Extracted records:
*****
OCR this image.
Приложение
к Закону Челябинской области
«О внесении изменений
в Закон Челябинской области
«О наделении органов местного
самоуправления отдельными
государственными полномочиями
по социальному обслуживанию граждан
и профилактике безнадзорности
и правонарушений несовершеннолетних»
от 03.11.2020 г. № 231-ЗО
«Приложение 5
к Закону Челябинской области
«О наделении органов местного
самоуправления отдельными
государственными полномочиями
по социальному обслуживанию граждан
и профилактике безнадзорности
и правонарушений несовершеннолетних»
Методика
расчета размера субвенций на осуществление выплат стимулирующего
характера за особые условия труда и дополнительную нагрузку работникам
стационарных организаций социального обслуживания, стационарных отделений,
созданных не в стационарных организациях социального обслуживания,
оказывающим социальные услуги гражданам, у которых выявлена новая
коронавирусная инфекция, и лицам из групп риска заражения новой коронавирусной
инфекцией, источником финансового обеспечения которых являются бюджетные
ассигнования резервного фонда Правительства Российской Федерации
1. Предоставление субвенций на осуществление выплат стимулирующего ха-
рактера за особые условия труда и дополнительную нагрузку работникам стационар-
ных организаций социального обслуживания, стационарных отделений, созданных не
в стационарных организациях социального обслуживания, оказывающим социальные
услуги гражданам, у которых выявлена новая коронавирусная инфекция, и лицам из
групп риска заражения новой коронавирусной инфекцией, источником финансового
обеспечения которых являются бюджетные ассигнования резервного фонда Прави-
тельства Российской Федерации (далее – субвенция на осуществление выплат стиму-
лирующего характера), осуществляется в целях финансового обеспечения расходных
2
*****
■ **Aim of the task**: Type out all of the material again, word for word.

■ **Written answer**:
OCR this image.
Приложение
к Закону Челябинской области
«О внесении изменений
в Закон Челябинской области
«О наделении органов местного
самоуправления отдельными
государственными полномочиями
по социальному обслуживанию граждан
и профилактике безнадзорности
и правонарушений несовершеннолетних»
от 03.11.2020 г. № 231-ЗО
«Приложение 5
к Закону Челябинской области
«О наделении органов местного
самоуправления отдельными
государственными полномочиями
по социальному обслуживанию граждан
и профилактике безнадзорности
и правонарушений несовершеннолетних»
Методика
расчета размера субвенций на осуществление выплат стимулирующего
характера за особые условия труда и дополнительную нагрузку работникам
стационарных организаций социального обслуживания, стационарных отделений,
созданных не в стационарных организациях социального обслуживания,
оказывающим социальные услуги гражданам, у которых выявлена новая
коронавирусная инфекция, и лицам из групп риска заражения новой коронавирусной
инфекцией, источником финансового обеспечения которых являются бюджетные
ассигнования резервного фонда Правительства Российской Федерации
1. Предоставление субвенций на осуществление выплат стимулирующего ха-
рактера за особые условия труда и дополнительную нагрузку работникам стационар-
ных организаций социального обслуживания, стационарных отделений, созданных не
в стационарных организациях социального обслуживания, оказывающим социальные
услуги гражданам, у которых выявлена новая коронавирусная инфекция, и лицам из
групп риска заражения новой коронавирусной инфекцией, источником финансового
обеспечения которых являются бюджетные ассигнования резервного фонда Прави-
тельства Российской Федерации (далее – субвенция на осуществление выплат стиму-
лирующего характера), осуществляется в целях финансового обеспечения расходных
2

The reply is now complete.